■ **Problem statement**
Scan the lines below for the word "connecting". Copy each line you find it in.

■ **Dataset records**

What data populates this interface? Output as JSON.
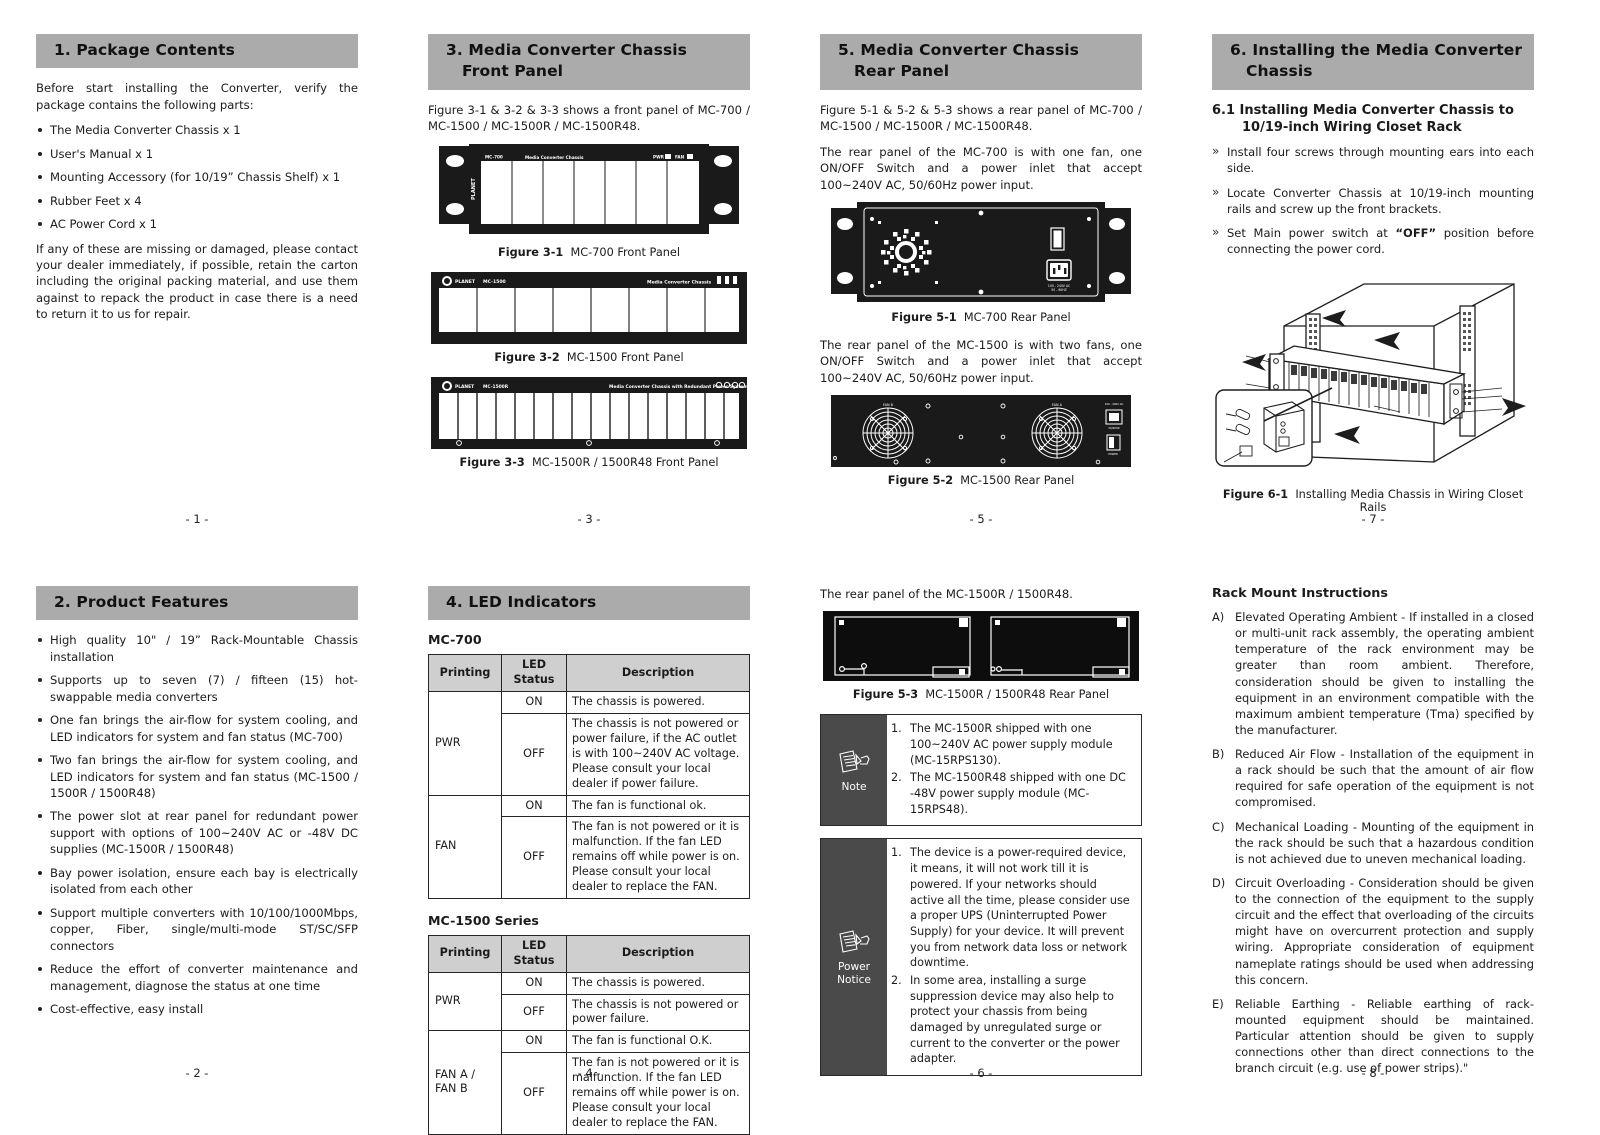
{
  "doc": {
    "colors": {
      "header_bar": "#ababab",
      "note_icon_bg": "#4a4a4a",
      "table_header": "#cfcfcf",
      "device_body": "#1a1a1a"
    }
  },
  "pages": {
    "p1": "- 1 -",
    "p2": "- 2 -",
    "p3": "- 3 -",
    "p4": "- 4 -",
    "p5": "- 5 -",
    "p6": "- 6 -",
    "p7": "- 7 -",
    "p8": "- 8 -"
  },
  "sec1": {
    "title": "1. Package Contents",
    "intro": "Before start installing the Converter, verify the package contains the following parts:",
    "items": [
      "The Media Converter Chassis x 1",
      "User's Manual x 1",
      "Mounting Accessory (for 10/19” Chassis Shelf) x 1",
      "Rubber Feet x 4",
      "AC Power Cord x 1"
    ],
    "outro": "If any of these are missing or damaged, please contact your dealer immediately, if possible, retain the carton including the original packing material, and use them against to repack the product in case there is a need to return it to us for repair."
  },
  "sec2": {
    "title": "2.  Product Features",
    "items": [
      "High quality 10\" / 19” Rack-Mountable Chassis installation",
      "Supports up to seven (7) / fifteen (15) hot-swappable media converters",
      "One fan brings the air-flow for system cooling, and LED indicators for system and fan status (MC-700)",
      "Two fan brings the air-flow for system cooling, and LED indicators for system and fan status (MC-1500 / 1500R / 1500R48)",
      "The power slot at rear panel for redundant power support with options of 100~240V AC or -48V DC supplies (MC-1500R / 1500R48)",
      "Bay power isolation, ensure each bay is electrically isolated from each other",
      "Support multiple converters with 10/100/1000Mbps, copper, Fiber, single/multi-mode ST/SC/SFP connectors",
      "Reduce the effort of converter maintenance and management, diagnose the status at one time",
      "Cost-effective, easy install"
    ]
  },
  "sec3": {
    "title_l1": "3.  Media Converter Chassis",
    "title_l2": "Front Panel",
    "intro": "Figure 3-1 & 3-2 & 3-3 shows a front panel of MC-700 / MC-1500 / MC-1500R / MC-1500R48.",
    "fig31_label": "Figure 3-1",
    "fig31_text": "MC-700 Front Panel",
    "fig32_label": "Figure 3-2",
    "fig32_text": "MC-1500 Front Panel",
    "fig33_label": "Figure 3-3",
    "fig33_text": "MC-1500R / 1500R48 Front Panel",
    "panel_brand": "PLANET",
    "panel_model_700": "MC-700",
    "panel_title_700": "Media Converter Chassis",
    "panel_led_pwr": "PWR",
    "panel_led_fan": "FAN",
    "panel_model_1500": "MC-1500",
    "panel_title_1500": "Media Converter Chassis",
    "panel_model_1500r": "MC-1500R",
    "panel_title_1500r": "Media Converter Chassis with Redundant Power System"
  },
  "sec4": {
    "title": "4.  LED Indicators",
    "t1_title": "MC-700",
    "t2_title": "MC-1500 Series",
    "columns": [
      "Printing",
      "LED Status",
      "Description"
    ],
    "columns_display": {
      "c1": "Printing",
      "c2a": "LED",
      "c2b": "Status",
      "c3": "Description"
    },
    "table_mc700": [
      {
        "printing": "PWR",
        "rows": [
          {
            "status": "ON",
            "desc": "The chassis is powered."
          },
          {
            "status": "OFF",
            "desc": "The chassis is not powered or power failure, if the AC outlet is with 100~240V AC voltage. Please consult your local dealer if power failure."
          }
        ]
      },
      {
        "printing": "FAN",
        "rows": [
          {
            "status": "ON",
            "desc": "The fan is functional ok."
          },
          {
            "status": "OFF",
            "desc": "The fan is not powered or it is malfunction. If the fan LED remains off while power is on. Please consult your local dealer to replace the FAN."
          }
        ]
      }
    ],
    "table_mc1500": [
      {
        "printing": "PWR",
        "rows": [
          {
            "status": "ON",
            "desc": "The chassis is powered."
          },
          {
            "status": "OFF",
            "desc": "The chassis is not powered or power failure."
          }
        ]
      },
      {
        "printing": "FAN A / FAN B",
        "rows": [
          {
            "status": "ON",
            "desc": "The fan is functional O.K."
          },
          {
            "status": "OFF",
            "desc": "The fan is not powered or it is malfunction. If the fan LED remains off while power is on. Please consult your local dealer to replace the FAN."
          }
        ]
      }
    ]
  },
  "sec5": {
    "title_l1": "5.  Media Converter Chassis",
    "title_l2": "Rear Panel",
    "intro": "Figure 5-1 & 5-2 & 5-3 shows a rear panel of MC-700 / MC-1500 / MC-1500R / MC-1500R48.",
    "p700": "The rear panel of the MC-700 is with one fan, one ON/OFF Switch and a power inlet that accept 100~240V AC, 50/60Hz power input.",
    "p1500": "The rear panel of the MC-1500 is with two fans, one ON/OFF Switch and a power inlet that accept 100~240V AC, 50/60Hz power input.",
    "p1500r": "The rear panel of the MC-1500R / 1500R48.",
    "fig51_label": "Figure 5-1",
    "fig51_text": "MC-700 Rear Panel",
    "fig52_label": "Figure 5-2",
    "fig52_text": "MC-1500 Rear Panel",
    "fig53_label": "Figure 5-3",
    "fig53_text": "MC-1500R / 1500R48 Rear Panel",
    "rear_ac_label": "100 - 240V AC\n50 - 60HZ",
    "rear_fan_a": "FAN A",
    "rear_fan_b": "FAN B",
    "note": {
      "label": "Note",
      "items": [
        "The MC-1500R shipped with one 100~240V AC power supply module (MC-15RPS130).",
        "The MC-1500R48 shipped with one DC -48V power supply module (MC-15RPS48)."
      ]
    },
    "power_notice": {
      "label_l1": "Power",
      "label_l2": "Notice",
      "items": [
        "The device is a power-required device, it means, it will not work till it is powered. If your networks should active all the time, please consider use a proper UPS (Uninterrupted Power Supply) for your device. It will prevent you from network data loss or network downtime.",
        "In some area, installing a surge suppression device may also help to protect your chassis from being damaged by unregulated surge or current to the converter or the power adapter."
      ]
    }
  },
  "sec6": {
    "title_l1": "6.  Installing the Media Converter",
    "title_l2": "Chassis",
    "sub_l1": "6.1 Installing  Media  Converter  Chassis  to",
    "sub_l2": "10/19-inch Wiring Closet Rack",
    "steps": [
      "Install four screws through mounting ears into each side.",
      "Locate Converter Chassis at 10/19-inch mounting rails and screw up the front brackets.",
      "Set Main power switch at “OFF” position before connecting the power cord."
    ],
    "step3_pre": "Set  Main  power  switch  at  ",
    "step3_bold": "“OFF”",
    "step3_post": "  position  before connecting the power cord.",
    "fig61_label": "Figure 6-1",
    "fig61_text": "Installing Media Chassis in Wiring Closet Rails"
  },
  "sec7": {
    "title": "Rack Mount Instructions",
    "items": [
      {
        "letter": "A)",
        "text": "Elevated Operating Ambient - If installed in a closed or multi-unit rack assembly, the operating ambient temperature of the rack environment may be greater than room ambient. Therefore, consideration should be given to installing the equipment in an environment compatible with the maximum ambient temperature (Tma) specified by the manufacturer."
      },
      {
        "letter": "B)",
        "text": "Reduced Air Flow - Installation of the equipment in a rack should be such that the amount of air flow required for safe operation of the equipment is not compromised."
      },
      {
        "letter": "C)",
        "text": "Mechanical Loading - Mounting of the equipment in the rack should be such that a hazardous condition is not achieved due to uneven mechanical loading."
      },
      {
        "letter": "D)",
        "text": "Circuit Overloading - Consideration should be given to the connection of the equipment to the supply circuit and the effect that overloading of the circuits might have on overcurrent protection and supply wiring. Appropriate consideration of equipment nameplate ratings should be used when addressing this concern."
      },
      {
        "letter": "E)",
        "text": "Reliable Earthing - Reliable earthing of rack-mounted equipment should be maintained. Particular attention should be given to supply connections other than direct connections to the branch circuit (e.g. use of power strips).\""
      }
    ]
  }
}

■ **Task response**
      "Set Main power switch at “OFF” position before connecting the power cord."
    "step3_post": "  position  before connecting the power cord.",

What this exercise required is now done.